Data shown |

------------------------------------

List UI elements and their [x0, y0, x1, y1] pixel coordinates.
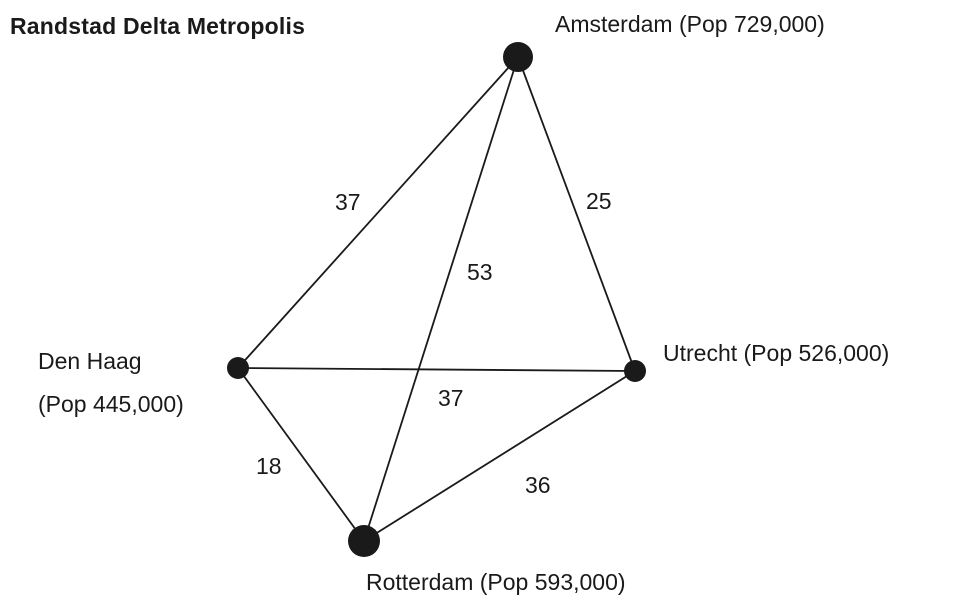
edge-rotterdam-utrecht [363, 370, 636, 542]
node-rotterdam [348, 525, 380, 557]
city-label-utrecht: Utrecht (Pop 526,000) [663, 340, 890, 366]
node-denhaag [227, 357, 249, 379]
city-label-amsterdam: Amsterdam (Pop 729,000) [555, 11, 825, 37]
edge-denhaag-rotterdam [237, 367, 365, 542]
distance-label-denhaag-utrecht: 37 [438, 385, 464, 411]
node-amsterdam [503, 42, 533, 72]
distance-label-denhaag-rotterdam: 18 [256, 453, 282, 479]
edge-denhaag-utrecht [237, 367, 636, 372]
city-label-denhaag-name: Den Haag [38, 348, 142, 374]
distance-label-amsterdam-utrecht: 25 [586, 188, 612, 214]
distance-label-amsterdam-denhaag: 37 [335, 189, 361, 215]
distance-label-rotterdam-utrecht: 36 [525, 472, 551, 498]
edge-amsterdam-rotterdam [363, 56, 519, 542]
edge-amsterdam-denhaag [237, 56, 519, 369]
city-label-rotterdam: Rotterdam (Pop 593,000) [366, 569, 626, 595]
distance-label-amsterdam-rotterdam: 53 [467, 259, 493, 285]
edge-amsterdam-utrecht [517, 56, 636, 372]
diagram-title: Randstad Delta Metropolis [10, 13, 306, 39]
city-label-denhaag-pop: (Pop 445,000) [38, 391, 184, 417]
node-utrecht [624, 360, 646, 382]
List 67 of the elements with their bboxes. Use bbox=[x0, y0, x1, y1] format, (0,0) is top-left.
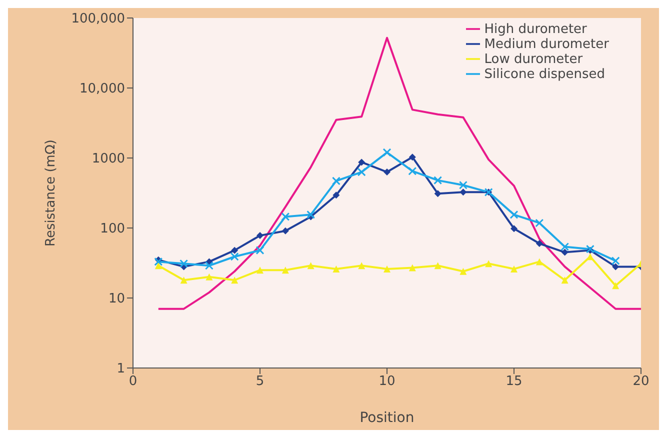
point bbox=[460, 268, 467, 275]
point bbox=[332, 265, 340, 272]
y-tick-label: 1 bbox=[116, 362, 125, 377]
point bbox=[281, 212, 290, 221]
point bbox=[408, 166, 417, 176]
point bbox=[180, 259, 188, 268]
x-tick-label: 0 bbox=[128, 374, 138, 390]
x-axis-title: Position bbox=[360, 410, 414, 426]
point bbox=[382, 148, 392, 157]
x-tick-label: 5 bbox=[256, 374, 264, 390]
point bbox=[485, 260, 492, 268]
point bbox=[256, 266, 264, 274]
point bbox=[536, 258, 543, 266]
point bbox=[434, 262, 442, 270]
y-tick-label: 1000 bbox=[92, 152, 125, 167]
legend-label: Silicone dispensed bbox=[484, 67, 605, 82]
point bbox=[307, 262, 314, 270]
point bbox=[434, 190, 442, 198]
point bbox=[357, 168, 366, 176]
point bbox=[612, 282, 620, 290]
point bbox=[384, 265, 390, 272]
point bbox=[282, 266, 289, 274]
legend-label: Medium durometer bbox=[484, 37, 609, 52]
y-tick-label: 10,000 bbox=[80, 82, 125, 97]
point bbox=[510, 210, 518, 219]
point bbox=[586, 253, 594, 260]
point bbox=[282, 227, 289, 234]
point bbox=[231, 276, 238, 284]
point bbox=[536, 240, 543, 248]
point bbox=[256, 232, 264, 240]
point bbox=[358, 262, 366, 270]
y-tick-label: 100 bbox=[100, 222, 125, 237]
point bbox=[510, 265, 518, 272]
point bbox=[306, 210, 316, 219]
point bbox=[458, 180, 468, 190]
point bbox=[204, 261, 214, 270]
point bbox=[332, 192, 340, 199]
point bbox=[154, 257, 163, 266]
point bbox=[611, 256, 620, 266]
point bbox=[180, 276, 188, 284]
y-axis-title: Resistance (mΩ) bbox=[44, 140, 59, 246]
point bbox=[561, 248, 568, 256]
point bbox=[560, 242, 570, 251]
point bbox=[612, 263, 620, 270]
point bbox=[332, 176, 340, 186]
x-tick-label: 15 bbox=[506, 374, 522, 390]
point bbox=[434, 176, 442, 185]
point bbox=[510, 225, 518, 232]
x-tick-label: 20 bbox=[632, 374, 650, 390]
point bbox=[256, 246, 264, 255]
legend-label: Low durometer bbox=[484, 52, 583, 67]
y-tick-label: 10 bbox=[108, 292, 125, 307]
point bbox=[231, 246, 238, 254]
point bbox=[408, 264, 416, 272]
point bbox=[154, 262, 162, 270]
point bbox=[561, 276, 568, 284]
point bbox=[230, 252, 239, 261]
point bbox=[358, 158, 366, 166]
point bbox=[460, 188, 467, 196]
point bbox=[384, 168, 390, 176]
point bbox=[206, 273, 213, 280]
point bbox=[408, 154, 416, 161]
y-tick-label: 100,000 bbox=[71, 12, 125, 27]
x-tick-label: 10 bbox=[378, 374, 396, 390]
line-series bbox=[157, 36, 641, 310]
legend-label: High durometer bbox=[484, 22, 587, 37]
point bbox=[535, 218, 544, 228]
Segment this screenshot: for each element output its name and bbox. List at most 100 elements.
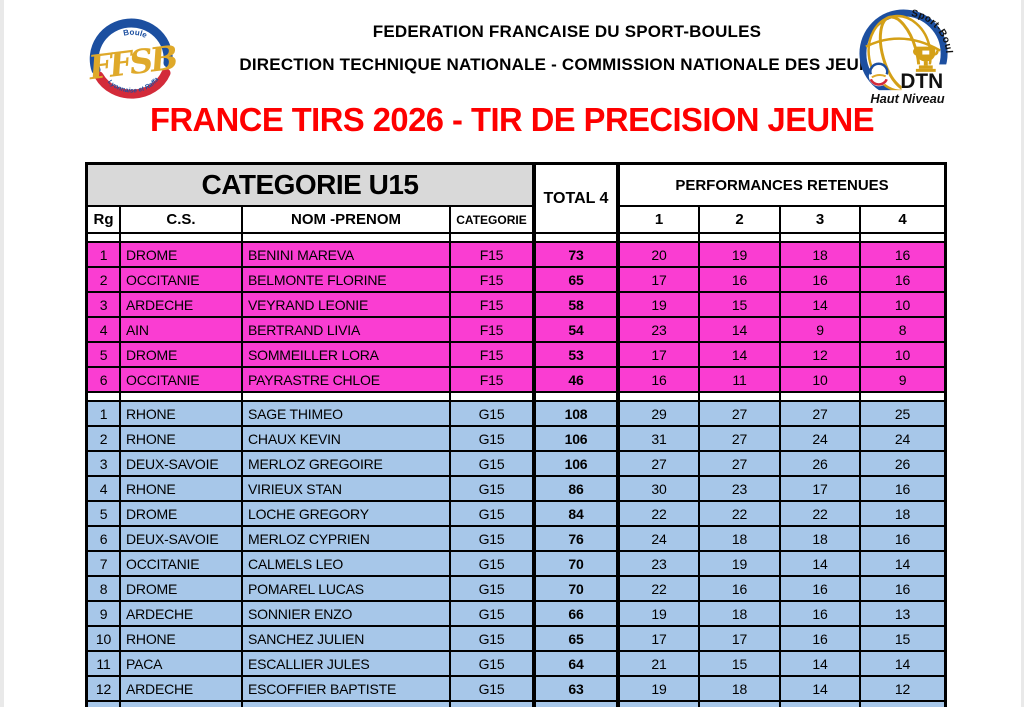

------------------------------------

Copy every line of the records above word for word, omitting the pictures.

Solution for this task |
List UI elements and their [x0, y0, x1, y1] pixel coordinates.
edge-rotterdam-utrecht [363, 370, 636, 542]
node-rotterdam [348, 525, 380, 557]
city-label-utrecht: Utrecht (Pop 526,000) [663, 340, 890, 366]
node-denhaag [227, 357, 249, 379]
city-label-amsterdam: Amsterdam (Pop 729,000) [555, 11, 825, 37]
edge-denhaag-rotterdam [237, 367, 365, 542]
distance-label-denhaag-utrecht: 37 [438, 385, 464, 411]
node-amsterdam [503, 42, 533, 72]
distance-label-denhaag-rotterdam: 18 [256, 453, 282, 479]
edge-denhaag-utrecht [237, 367, 636, 372]
city-label-denhaag-name: Den Haag [38, 348, 142, 374]
distance-label-amsterdam-utrecht: 25 [586, 188, 612, 214]
distance-label-amsterdam-denhaag: 37 [335, 189, 361, 215]
distance-label-rotterdam-utrecht: 36 [525, 472, 551, 498]
edge-amsterdam-rotterdam [363, 56, 519, 542]
edge-amsterdam-denhaag [237, 56, 519, 369]
city-label-rotterdam: Rotterdam (Pop 593,000) [366, 569, 626, 595]
distance-label-amsterdam-rotterdam: 53 [467, 259, 493, 285]
edge-amsterdam-utrecht [517, 56, 636, 372]
diagram-title: Randstad Delta Metropolis [10, 13, 306, 39]
city-label-denhaag-pop: (Pop 445,000) [38, 391, 184, 417]
node-utrecht [624, 360, 646, 382]
List 67 of the elements with their bboxes. Use bbox=[x0, y0, x1, y1] format, (0,0) is top-left.
point bbox=[460, 268, 467, 275]
point bbox=[332, 265, 340, 272]
y-tick-label: 1 bbox=[116, 362, 125, 377]
point bbox=[281, 212, 290, 221]
point bbox=[408, 166, 417, 176]
point bbox=[180, 259, 188, 268]
x-tick-label: 0 bbox=[128, 374, 138, 390]
x-axis-title: Position bbox=[360, 410, 414, 426]
point bbox=[382, 148, 392, 157]
x-tick-label: 5 bbox=[256, 374, 264, 390]
point bbox=[485, 260, 492, 268]
point bbox=[256, 266, 264, 274]
point bbox=[536, 258, 543, 266]
point bbox=[434, 262, 442, 270]
y-tick-label: 1000 bbox=[92, 152, 125, 167]
legend-label: Silicone dispensed bbox=[484, 67, 605, 82]
point bbox=[307, 262, 314, 270]
point bbox=[434, 190, 442, 198]
point bbox=[357, 168, 366, 176]
point bbox=[612, 282, 620, 290]
point bbox=[384, 265, 390, 272]
point bbox=[282, 266, 289, 274]
legend-label: Medium durometer bbox=[484, 37, 609, 52]
y-tick-label: 10,000 bbox=[80, 82, 125, 97]
point bbox=[510, 210, 518, 219]
point bbox=[586, 253, 594, 260]
point bbox=[282, 227, 289, 234]
point bbox=[231, 276, 238, 284]
point bbox=[536, 240, 543, 248]
point bbox=[256, 232, 264, 240]
point bbox=[358, 262, 366, 270]
y-tick-label: 100 bbox=[100, 222, 125, 237]
point bbox=[510, 265, 518, 272]
point bbox=[306, 210, 316, 219]
point bbox=[458, 180, 468, 190]
point bbox=[204, 261, 214, 270]
point bbox=[332, 192, 340, 199]
point bbox=[154, 257, 163, 266]
point bbox=[611, 256, 620, 266]
point bbox=[180, 276, 188, 284]
y-axis-title: Resistance (mΩ) bbox=[44, 140, 59, 246]
point bbox=[561, 248, 568, 256]
point bbox=[560, 242, 570, 251]
point bbox=[612, 263, 620, 270]
point bbox=[332, 176, 340, 186]
x-tick-label: 15 bbox=[506, 374, 522, 390]
point bbox=[434, 176, 442, 185]
point bbox=[510, 225, 518, 232]
x-tick-label: 20 bbox=[632, 374, 650, 390]
point bbox=[256, 246, 264, 255]
legend-label: Low durometer bbox=[484, 52, 583, 67]
y-tick-label: 10 bbox=[108, 292, 125, 307]
point bbox=[231, 246, 238, 254]
point bbox=[408, 264, 416, 272]
point bbox=[154, 262, 162, 270]
point bbox=[561, 276, 568, 284]
point bbox=[230, 252, 239, 261]
point bbox=[358, 158, 366, 166]
point bbox=[460, 188, 467, 196]
point bbox=[384, 168, 390, 176]
point bbox=[206, 273, 213, 280]
point bbox=[408, 154, 416, 161]
y-tick-label: 100,000 bbox=[71, 12, 125, 27]
x-tick-label: 10 bbox=[378, 374, 396, 390]
line-series bbox=[157, 36, 641, 310]
legend-label: High durometer bbox=[484, 22, 587, 37]
point bbox=[535, 218, 544, 228]
Segment this screenshot: for each element output its name and bbox. List at most 100 elements.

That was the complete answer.